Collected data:
--- Begin ---

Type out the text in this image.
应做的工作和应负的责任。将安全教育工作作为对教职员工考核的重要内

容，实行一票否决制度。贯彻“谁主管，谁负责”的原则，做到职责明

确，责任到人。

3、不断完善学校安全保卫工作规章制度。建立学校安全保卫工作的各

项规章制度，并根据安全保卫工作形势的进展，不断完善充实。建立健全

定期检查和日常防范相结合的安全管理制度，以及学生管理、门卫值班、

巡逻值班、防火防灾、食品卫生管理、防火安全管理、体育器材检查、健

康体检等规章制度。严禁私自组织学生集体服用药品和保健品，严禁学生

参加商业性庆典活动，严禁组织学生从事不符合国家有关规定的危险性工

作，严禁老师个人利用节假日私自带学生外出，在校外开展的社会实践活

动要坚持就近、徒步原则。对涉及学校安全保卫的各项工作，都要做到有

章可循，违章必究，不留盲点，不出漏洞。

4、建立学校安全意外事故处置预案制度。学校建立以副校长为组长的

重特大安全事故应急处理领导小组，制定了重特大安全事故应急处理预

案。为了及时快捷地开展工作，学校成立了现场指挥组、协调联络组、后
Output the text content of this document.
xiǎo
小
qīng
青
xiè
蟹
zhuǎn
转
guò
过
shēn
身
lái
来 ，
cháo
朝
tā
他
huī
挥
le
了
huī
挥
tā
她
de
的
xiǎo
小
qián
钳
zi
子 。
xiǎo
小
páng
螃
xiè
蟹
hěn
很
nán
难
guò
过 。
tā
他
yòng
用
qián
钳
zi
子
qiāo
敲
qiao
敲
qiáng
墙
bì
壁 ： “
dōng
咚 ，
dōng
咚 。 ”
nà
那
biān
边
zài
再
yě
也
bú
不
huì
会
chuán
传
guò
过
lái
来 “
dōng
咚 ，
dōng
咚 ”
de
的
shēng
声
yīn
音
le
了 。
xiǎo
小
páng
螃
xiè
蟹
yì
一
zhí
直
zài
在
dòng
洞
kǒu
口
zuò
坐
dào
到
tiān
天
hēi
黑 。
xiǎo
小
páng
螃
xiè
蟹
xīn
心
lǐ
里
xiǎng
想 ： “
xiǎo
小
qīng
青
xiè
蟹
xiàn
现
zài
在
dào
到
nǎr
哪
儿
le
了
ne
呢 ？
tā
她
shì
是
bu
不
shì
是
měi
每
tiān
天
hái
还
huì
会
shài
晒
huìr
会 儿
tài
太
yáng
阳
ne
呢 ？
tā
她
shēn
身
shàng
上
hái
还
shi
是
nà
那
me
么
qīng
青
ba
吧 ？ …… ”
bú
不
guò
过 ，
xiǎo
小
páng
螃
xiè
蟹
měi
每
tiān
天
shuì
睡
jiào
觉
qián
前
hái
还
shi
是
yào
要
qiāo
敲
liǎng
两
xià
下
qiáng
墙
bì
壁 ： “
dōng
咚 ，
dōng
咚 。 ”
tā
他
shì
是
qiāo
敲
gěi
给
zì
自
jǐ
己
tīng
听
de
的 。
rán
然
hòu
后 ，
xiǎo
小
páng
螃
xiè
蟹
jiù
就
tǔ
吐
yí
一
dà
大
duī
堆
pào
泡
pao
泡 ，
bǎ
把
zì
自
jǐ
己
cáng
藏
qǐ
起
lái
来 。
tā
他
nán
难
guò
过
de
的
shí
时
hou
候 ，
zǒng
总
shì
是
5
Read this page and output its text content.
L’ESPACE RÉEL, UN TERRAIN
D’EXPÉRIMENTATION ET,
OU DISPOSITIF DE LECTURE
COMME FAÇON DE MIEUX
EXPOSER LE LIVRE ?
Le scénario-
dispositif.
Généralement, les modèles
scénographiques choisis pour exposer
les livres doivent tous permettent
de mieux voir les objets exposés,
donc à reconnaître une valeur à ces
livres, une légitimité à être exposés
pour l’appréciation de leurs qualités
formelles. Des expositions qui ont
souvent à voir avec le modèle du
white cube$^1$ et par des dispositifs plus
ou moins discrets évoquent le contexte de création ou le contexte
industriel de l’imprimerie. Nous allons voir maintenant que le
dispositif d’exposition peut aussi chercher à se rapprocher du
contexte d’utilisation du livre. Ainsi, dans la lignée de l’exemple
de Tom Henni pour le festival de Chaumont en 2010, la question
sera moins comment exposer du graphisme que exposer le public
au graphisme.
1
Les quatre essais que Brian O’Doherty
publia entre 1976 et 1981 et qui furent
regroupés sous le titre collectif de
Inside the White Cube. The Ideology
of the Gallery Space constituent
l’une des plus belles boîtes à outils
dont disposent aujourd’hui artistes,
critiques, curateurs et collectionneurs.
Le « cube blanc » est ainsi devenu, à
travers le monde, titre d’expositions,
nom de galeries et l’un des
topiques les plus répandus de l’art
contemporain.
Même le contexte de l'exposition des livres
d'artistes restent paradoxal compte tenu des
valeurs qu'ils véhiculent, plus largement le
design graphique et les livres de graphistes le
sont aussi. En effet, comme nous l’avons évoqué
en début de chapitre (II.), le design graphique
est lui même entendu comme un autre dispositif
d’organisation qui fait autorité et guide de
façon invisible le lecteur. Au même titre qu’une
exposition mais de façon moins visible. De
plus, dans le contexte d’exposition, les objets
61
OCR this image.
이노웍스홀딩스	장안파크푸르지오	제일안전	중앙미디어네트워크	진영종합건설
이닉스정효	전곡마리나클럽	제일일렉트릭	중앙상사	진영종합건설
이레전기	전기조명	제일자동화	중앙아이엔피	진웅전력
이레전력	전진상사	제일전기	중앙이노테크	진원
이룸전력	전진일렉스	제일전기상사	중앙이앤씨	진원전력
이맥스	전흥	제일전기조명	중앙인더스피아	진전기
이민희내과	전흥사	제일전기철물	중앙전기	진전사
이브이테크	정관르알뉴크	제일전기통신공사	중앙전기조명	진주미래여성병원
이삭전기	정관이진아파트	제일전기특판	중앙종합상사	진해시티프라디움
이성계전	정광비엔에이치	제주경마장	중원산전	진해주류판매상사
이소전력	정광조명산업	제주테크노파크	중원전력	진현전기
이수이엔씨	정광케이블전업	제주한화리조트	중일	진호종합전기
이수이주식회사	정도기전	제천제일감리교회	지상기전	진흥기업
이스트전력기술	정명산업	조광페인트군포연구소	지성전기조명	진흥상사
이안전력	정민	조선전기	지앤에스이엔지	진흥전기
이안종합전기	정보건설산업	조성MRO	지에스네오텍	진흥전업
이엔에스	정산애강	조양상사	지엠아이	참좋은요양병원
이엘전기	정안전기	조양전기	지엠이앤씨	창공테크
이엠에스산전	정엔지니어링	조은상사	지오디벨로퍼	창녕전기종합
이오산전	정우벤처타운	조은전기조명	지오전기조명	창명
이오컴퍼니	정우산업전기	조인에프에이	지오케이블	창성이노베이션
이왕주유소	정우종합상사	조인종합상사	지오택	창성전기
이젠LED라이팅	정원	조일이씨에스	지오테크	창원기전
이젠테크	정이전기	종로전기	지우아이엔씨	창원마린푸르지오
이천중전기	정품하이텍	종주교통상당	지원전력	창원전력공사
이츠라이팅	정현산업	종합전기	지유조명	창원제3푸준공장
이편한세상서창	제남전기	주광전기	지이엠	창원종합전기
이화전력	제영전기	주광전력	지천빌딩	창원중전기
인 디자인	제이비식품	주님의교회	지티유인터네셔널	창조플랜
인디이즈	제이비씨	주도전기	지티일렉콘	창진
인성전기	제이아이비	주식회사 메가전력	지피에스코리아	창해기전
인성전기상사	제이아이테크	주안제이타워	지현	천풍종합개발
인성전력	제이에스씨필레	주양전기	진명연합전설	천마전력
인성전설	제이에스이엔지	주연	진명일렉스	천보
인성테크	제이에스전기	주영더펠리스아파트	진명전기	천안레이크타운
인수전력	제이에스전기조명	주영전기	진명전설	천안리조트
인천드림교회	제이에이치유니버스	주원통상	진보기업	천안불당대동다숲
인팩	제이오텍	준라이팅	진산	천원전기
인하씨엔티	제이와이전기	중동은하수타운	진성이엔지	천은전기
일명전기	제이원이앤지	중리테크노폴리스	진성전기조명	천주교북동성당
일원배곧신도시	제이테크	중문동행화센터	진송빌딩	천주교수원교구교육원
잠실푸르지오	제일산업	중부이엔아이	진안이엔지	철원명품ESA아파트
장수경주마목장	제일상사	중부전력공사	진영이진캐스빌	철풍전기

--- End ---

# [GOAL OF THE EXERCISE]
Search the entries for the string "expositions" and collect each line that has it.

# [TASK ANSWER]
formelles. Des expositions qui ont
travers le monde, titre d’expositions,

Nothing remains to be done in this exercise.